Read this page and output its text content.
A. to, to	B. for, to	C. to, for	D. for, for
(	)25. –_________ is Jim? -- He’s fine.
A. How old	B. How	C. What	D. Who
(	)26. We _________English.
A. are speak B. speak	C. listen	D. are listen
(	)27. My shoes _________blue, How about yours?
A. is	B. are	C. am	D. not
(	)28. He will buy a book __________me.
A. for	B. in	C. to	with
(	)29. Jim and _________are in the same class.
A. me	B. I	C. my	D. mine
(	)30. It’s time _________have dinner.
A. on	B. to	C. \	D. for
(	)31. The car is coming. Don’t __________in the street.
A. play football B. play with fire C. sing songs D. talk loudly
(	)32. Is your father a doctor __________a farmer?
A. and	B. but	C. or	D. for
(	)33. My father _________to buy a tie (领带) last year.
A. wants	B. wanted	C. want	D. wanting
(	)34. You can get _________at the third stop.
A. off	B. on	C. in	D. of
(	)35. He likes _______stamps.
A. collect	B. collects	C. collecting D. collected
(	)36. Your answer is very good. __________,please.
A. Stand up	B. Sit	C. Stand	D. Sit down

____

• **EXERCISE INSTRUCTIONS**:
Point out every line holding the string "with" and copy it.

• **OUTPUT OF THE TASK**:
A. for	B. in	C. to	with
A. play football B. play with fire C. sing songs D. talk loudly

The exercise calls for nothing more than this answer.